- **Task instructions**
Will you transcribe all the entries word for word, skipping the pictures they hold?

- **Records to use**
/---

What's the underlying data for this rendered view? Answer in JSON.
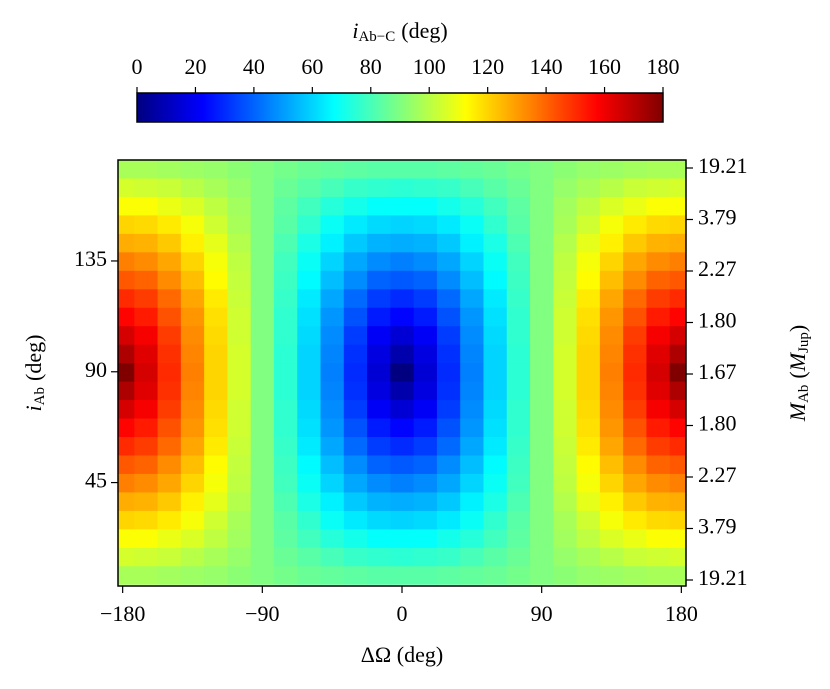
{
  "chart_data": {
    "type": "heatmap",
    "colormap": "jet",
    "x": [
      -180,
      -165,
      -150,
      -135,
      -120,
      -105,
      -90,
      -75,
      -60,
      -45,
      -30,
      -15,
      0,
      15,
      30,
      45,
      60,
      75,
      90,
      105,
      120,
      135,
      150,
      165,
      180
    ],
    "y": [
      7.5,
      15,
      22.5,
      30,
      37.5,
      45,
      52.5,
      60,
      67.5,
      75,
      82.5,
      90,
      97.5,
      105,
      112.5,
      120,
      127.5,
      135,
      142.5,
      150,
      157.5,
      165,
      172.5
    ],
    "values": [
      [
        97,
        97,
        96,
        95,
        94,
        92,
        90,
        88,
        86,
        85,
        84,
        83,
        83,
        83,
        84,
        85,
        86,
        88,
        90,
        92,
        94,
        95,
        96,
        97,
        97
      ],
      [
        105,
        104,
        103,
        100,
        97,
        94,
        90,
        86,
        83,
        80,
        77,
        76,
        75,
        76,
        77,
        80,
        83,
        86,
        90,
        94,
        97,
        100,
        103,
        104,
        105
      ],
      [
        112,
        112,
        109,
        106,
        101,
        96,
        90,
        84,
        79,
        74,
        71,
        68,
        68,
        68,
        71,
        74,
        79,
        84,
        90,
        96,
        101,
        106,
        109,
        112,
        112
      ],
      [
        120,
        119,
        116,
        111,
        104,
        97,
        90,
        83,
        76,
        69,
        64,
        61,
        60,
        61,
        64,
        69,
        76,
        83,
        90,
        97,
        104,
        111,
        116,
        119,
        120
      ],
      [
        127,
        126,
        122,
        115,
        108,
        99,
        90,
        81,
        72,
        65,
        58,
        54,
        53,
        54,
        58,
        65,
        72,
        81,
        90,
        99,
        108,
        115,
        122,
        126,
        127
      ],
      [
        135,
        133,
        128,
        120,
        111,
        101,
        90,
        79,
        69,
        60,
        52,
        47,
        45,
        47,
        52,
        60,
        69,
        79,
        90,
        101,
        111,
        120,
        128,
        133,
        135
      ],
      [
        142,
        140,
        133,
        124,
        113,
        102,
        90,
        78,
        67,
        56,
        47,
        40,
        38,
        40,
        47,
        56,
        67,
        78,
        90,
        102,
        113,
        124,
        133,
        140,
        142
      ],
      [
        150,
        147,
        139,
        128,
        116,
        103,
        90,
        77,
        64,
        52,
        41,
        33,
        30,
        33,
        41,
        52,
        64,
        77,
        90,
        103,
        116,
        128,
        139,
        147,
        150
      ],
      [
        157,
        153,
        143,
        131,
        118,
        104,
        90,
        76,
        62,
        49,
        37,
        27,
        23,
        27,
        37,
        49,
        62,
        76,
        90,
        104,
        118,
        131,
        143,
        153,
        157
      ],
      [
        165,
        159,
        147,
        133,
        119,
        104,
        90,
        76,
        61,
        47,
        33,
        21,
        15,
        21,
        33,
        47,
        61,
        76,
        90,
        104,
        119,
        133,
        147,
        159,
        165
      ],
      [
        172,
        163,
        149,
        134,
        120,
        105,
        90,
        75,
        60,
        46,
        31,
        17,
        8,
        17,
        31,
        46,
        60,
        75,
        90,
        105,
        120,
        134,
        149,
        163,
        172
      ],
      [
        180,
        165,
        150,
        135,
        120,
        105,
        90,
        75,
        60,
        45,
        30,
        15,
        0,
        15,
        30,
        45,
        60,
        75,
        90,
        105,
        120,
        135,
        150,
        165,
        180
      ],
      [
        172,
        163,
        149,
        134,
        120,
        105,
        90,
        75,
        60,
        46,
        31,
        17,
        8,
        17,
        31,
        46,
        60,
        75,
        90,
        105,
        120,
        134,
        149,
        163,
        172
      ],
      [
        165,
        159,
        147,
        133,
        119,
        104,
        90,
        76,
        61,
        47,
        33,
        21,
        15,
        21,
        33,
        47,
        61,
        76,
        90,
        104,
        119,
        133,
        147,
        159,
        165
      ],
      [
        157,
        153,
        143,
        131,
        118,
        104,
        90,
        76,
        62,
        49,
        37,
        27,
        23,
        27,
        37,
        49,
        62,
        76,
        90,
        104,
        118,
        131,
        143,
        153,
        157
      ],
      [
        150,
        147,
        139,
        128,
        116,
        103,
        90,
        77,
        64,
        52,
        41,
        33,
        30,
        33,
        41,
        52,
        64,
        77,
        90,
        103,
        116,
        128,
        139,
        147,
        150
      ],
      [
        142,
        140,
        133,
        124,
        113,
        102,
        90,
        78,
        67,
        56,
        47,
        40,
        38,
        40,
        47,
        56,
        67,
        78,
        90,
        102,
        113,
        124,
        133,
        140,
        142
      ],
      [
        135,
        133,
        128,
        120,
        111,
        101,
        90,
        79,
        69,
        60,
        52,
        47,
        45,
        47,
        52,
        60,
        69,
        79,
        90,
        101,
        111,
        120,
        128,
        133,
        135
      ],
      [
        127,
        126,
        122,
        115,
        108,
        99,
        90,
        81,
        72,
        65,
        58,
        54,
        53,
        54,
        58,
        65,
        72,
        81,
        90,
        99,
        108,
        115,
        122,
        126,
        127
      ],
      [
        120,
        119,
        116,
        111,
        104,
        97,
        90,
        83,
        76,
        69,
        64,
        61,
        60,
        61,
        64,
        69,
        76,
        83,
        90,
        97,
        104,
        111,
        116,
        119,
        120
      ],
      [
        112,
        112,
        109,
        106,
        101,
        96,
        90,
        84,
        79,
        74,
        71,
        68,
        68,
        68,
        71,
        74,
        79,
        84,
        90,
        96,
        101,
        106,
        109,
        112,
        112
      ],
      [
        105,
        104,
        103,
        100,
        97,
        94,
        90,
        86,
        83,
        80,
        77,
        76,
        75,
        76,
        77,
        80,
        83,
        86,
        90,
        94,
        97,
        100,
        103,
        104,
        105
      ],
      [
        97,
        97,
        96,
        95,
        94,
        92,
        90,
        88,
        86,
        85,
        84,
        83,
        83,
        83,
        84,
        85,
        86,
        88,
        90,
        92,
        94,
        95,
        96,
        97,
        97
      ]
    ],
    "xlim": [
      -183,
      183
    ],
    "xticks": [
      {
        "value": -180,
        "label": "−180"
      },
      {
        "value": -90,
        "label": "−90"
      },
      0,
      90,
      180
    ],
    "ylim": [
      3,
      176
    ],
    "yticks": [
      45,
      90,
      135
    ],
    "y2ticks": [
      19.21,
      3.79,
      2.27,
      {
        "value": 1.8,
        "label": "1.80"
      },
      1.67,
      {
        "value": 1.8,
        "label": "1.80"
      },
      2.27,
      3.79,
      19.21
    ],
    "xlabel": "ΔΩ (deg)",
    "ylabel": {
      "symbol": "i",
      "subscript": "Ab",
      "unit": "(deg)"
    },
    "y2label": {
      "symbol": "M",
      "subscript": "Ab",
      "open": "(",
      "unit_symbol": "M",
      "unit_subscript": "Jup",
      "close": ")"
    },
    "colorbar": {
      "lim": [
        0,
        180
      ],
      "ticks": [
        0,
        20,
        40,
        60,
        80,
        100,
        120,
        140,
        160,
        180
      ],
      "label": {
        "symbol": "i",
        "subscript": "Ab−C",
        "unit": "(deg)"
      }
    }
  }
}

\---

- **Output for this task**
What's the underlying data for this rendered view? Answer in JSON.
{
  "chart_data": {
    "type": "heatmap",
    "colormap": "jet",
    "x": [
      -180,
      -165,
      -150,
      -135,
      -120,
      -105,
      -90,
      -75,
      -60,
      -45,
      -30,
      -15,
      0,
      15,
      30,
      45,
      60,
      75,
      90,
      105,
      120,
      135,
      150,
      165,
      180
    ],
    "y": [
      7.5,
      15,
      22.5,
      30,
      37.5,
      45,
      52.5,
      60,
      67.5,
      75,
      82.5,
      90,
      97.5,
      105,
      112.5,
      120,
      127.5,
      135,
      142.5,
      150,
      157.5,
      165,
      172.5
    ],
    "values": [
      [
        97,
        97,
        96,
        95,
        94,
        92,
        90,
        88,
        86,
        85,
        84,
        83,
        83,
        83,
        84,
        85,
        86,
        88,
        90,
        92,
        94,
        95,
        96,
        97,
        97
      ],
      [
        105,
        104,
        103,
        100,
        97,
        94,
        90,
        86,
        83,
        80,
        77,
        76,
        75,
        76,
        77,
        80,
        83,
        86,
        90,
        94,
        97,
        100,
        103,
        104,
        105
      ],
      [
        112,
        112,
        109,
        106,
        101,
        96,
        90,
        84,
        79,
        74,
        71,
        68,
        68,
        68,
        71,
        74,
        79,
        84,
        90,
        96,
        101,
        106,
        109,
        112,
        112
      ],
      [
        120,
        119,
        116,
        111,
        104,
        97,
        90,
        83,
        76,
        69,
        64,
        61,
        60,
        61,
        64,
        69,
        76,
        83,
        90,
        97,
        104,
        111,
        116,
        119,
        120
      ],
      [
        127,
        126,
        122,
        115,
        108,
        99,
        90,
        81,
        72,
        65,
        58,
        54,
        53,
        54,
        58,
        65,
        72,
        81,
        90,
        99,
        108,
        115,
        122,
        126,
        127
      ],
      [
        135,
        133,
        128,
        120,
        111,
        101,
        90,
        79,
        69,
        60,
        52,
        47,
        45,
        47,
        52,
        60,
        69,
        79,
        90,
        101,
        111,
        120,
        128,
        133,
        135
      ],
      [
        142,
        140,
        133,
        124,
        113,
        102,
        90,
        78,
        67,
        56,
        47,
        40,
        38,
        40,
        47,
        56,
        67,
        78,
        90,
        102,
        113,
        124,
        133,
        140,
        142
      ],
      [
        150,
        147,
        139,
        128,
        116,
        103,
        90,
        77,
        64,
        52,
        41,
        33,
        30,
        33,
        41,
        52,
        64,
        77,
        90,
        103,
        116,
        128,
        139,
        147,
        150
      ],
      [
        157,
        153,
        143,
        131,
        118,
        104,
        90,
        76,
        62,
        49,
        37,
        27,
        23,
        27,
        37,
        49,
        62,
        76,
        90,
        104,
        118,
        131,
        143,
        153,
        157
      ],
      [
        165,
        159,
        147,
        133,
        119,
        104,
        90,
        76,
        61,
        47,
        33,
        21,
        15,
        21,
        33,
        47,
        61,
        76,
        90,
        104,
        119,
        133,
        147,
        159,
        165
      ],
      [
        172,
        163,
        149,
        134,
        120,
        105,
        90,
        75,
        60,
        46,
        31,
        17,
        8,
        17,
        31,
        46,
        60,
        75,
        90,
        105,
        120,
        134,
        149,
        163,
        172
      ],
      [
        180,
        165,
        150,
        135,
        120,
        105,
        90,
        75,
        60,
        45,
        30,
        15,
        0,
        15,
        30,
        45,
        60,
        75,
        90,
        105,
        120,
        135,
        150,
        165,
        180
      ],
      [
        172,
        163,
        149,
        134,
        120,
        105,
        90,
        75,
        60,
        46,
        31,
        17,
        8,
        17,
        31,
        46,
        60,
        75,
        90,
        105,
        120,
        134,
        149,
        163,
        172
      ],
      [
        165,
        159,
        147,
        133,
        119,
        104,
        90,
        76,
        61,
        47,
        33,
        21,
        15,
        21,
        33,
        47,
        61,
        76,
        90,
        104,
        119,
        133,
        147,
        159,
        165
      ],
      [
        157,
        153,
        143,
        131,
        118,
        104,
        90,
        76,
        62,
        49,
        37,
        27,
        23,
        27,
        37,
        49,
        62,
        76,
        90,
        104,
        118,
        131,
        143,
        153,
        157
      ],
      [
        150,
        147,
        139,
        128,
        116,
        103,
        90,
        77,
        64,
        52,
        41,
        33,
        30,
        33,
        41,
        52,
        64,
        77,
        90,
        103,
        116,
        128,
        139,
        147,
        150
      ],
      [
        142,
        140,
        133,
        124,
        113,
        102,
        90,
        78,
        67,
        56,
        47,
        40,
        38,
        40,
        47,
        56,
        67,
        78,
        90,
        102,
        113,
        124,
        133,
        140,
        142
      ],
      [
        135,
        133,
        128,
        120,
        111,
        101,
        90,
        79,
        69,
        60,
        52,
        47,
        45,
        47,
        52,
        60,
        69,
        79,
        90,
        101,
        111,
        120,
        128,
        133,
        135
      ],
      [
        127,
        126,
        122,
        115,
        108,
        99,
        90,
        81,
        72,
        65,
        58,
        54,
        53,
        54,
        58,
        65,
        72,
        81,
        90,
        99,
        108,
        115,
        122,
        126,
        127
      ],
      [
        120,
        119,
        116,
        111,
        104,
        97,
        90,
        83,
        76,
        69,
        64,
        61,
        60,
        61,
        64,
        69,
        76,
        83,
        90,
        97,
        104,
        111,
        116,
        119,
        120
      ],
      [
        112,
        112,
        109,
        106,
        101,
        96,
        90,
        84,
        79,
        74,
        71,
        68,
        68,
        68,
        71,
        74,
        79,
        84,
        90,
        96,
        101,
        106,
        109,
        112,
        112
      ],
      [
        105,
        104,
        103,
        100,
        97,
        94,
        90,
        86,
        83,
        80,
        77,
        76,
        75,
        76,
        77,
        80,
        83,
        86,
        90,
        94,
        97,
        100,
        103,
        104,
        105
      ],
      [
        97,
        97,
        96,
        95,
        94,
        92,
        90,
        88,
        86,
        85,
        84,
        83,
        83,
        83,
        84,
        85,
        86,
        88,
        90,
        92,
        94,
        95,
        96,
        97,
        97
      ]
    ],
    "xlim": [
      -183,
      183
    ],
    "xticks": [
      {
        "value": -180,
        "label": "−180"
      },
      {
        "value": -90,
        "label": "−90"
      },
      0,
      90,
      180
    ],
    "ylim": [
      3,
      176
    ],
    "yticks": [
      45,
      90,
      135
    ],
    "y2ticks": [
      19.21,
      3.79,
      2.27,
      {
        "value": 1.8,
        "label": "1.80"
      },
      1.67,
      {
        "value": 1.8,
        "label": "1.80"
      },
      2.27,
      3.79,
      19.21
    ],
    "xlabel": "ΔΩ (deg)",
    "ylabel": {
      "symbol": "i",
      "subscript": "Ab",
      "unit": "(deg)"
    },
    "y2label": {
      "symbol": "M",
      "subscript": "Ab",
      "open": "(",
      "unit_symbol": "M",
      "unit_subscript": "Jup",
      "close": ")"
    },
    "colorbar": {
      "lim": [
        0,
        180
      ],
      "ticks": [
        0,
        20,
        40,
        60,
        80,
        100,
        120,
        140,
        160,
        180
      ],
      "label": {
        "symbol": "i",
        "subscript": "Ab−C",
        "unit": "(deg)"
      }
    }
  }
}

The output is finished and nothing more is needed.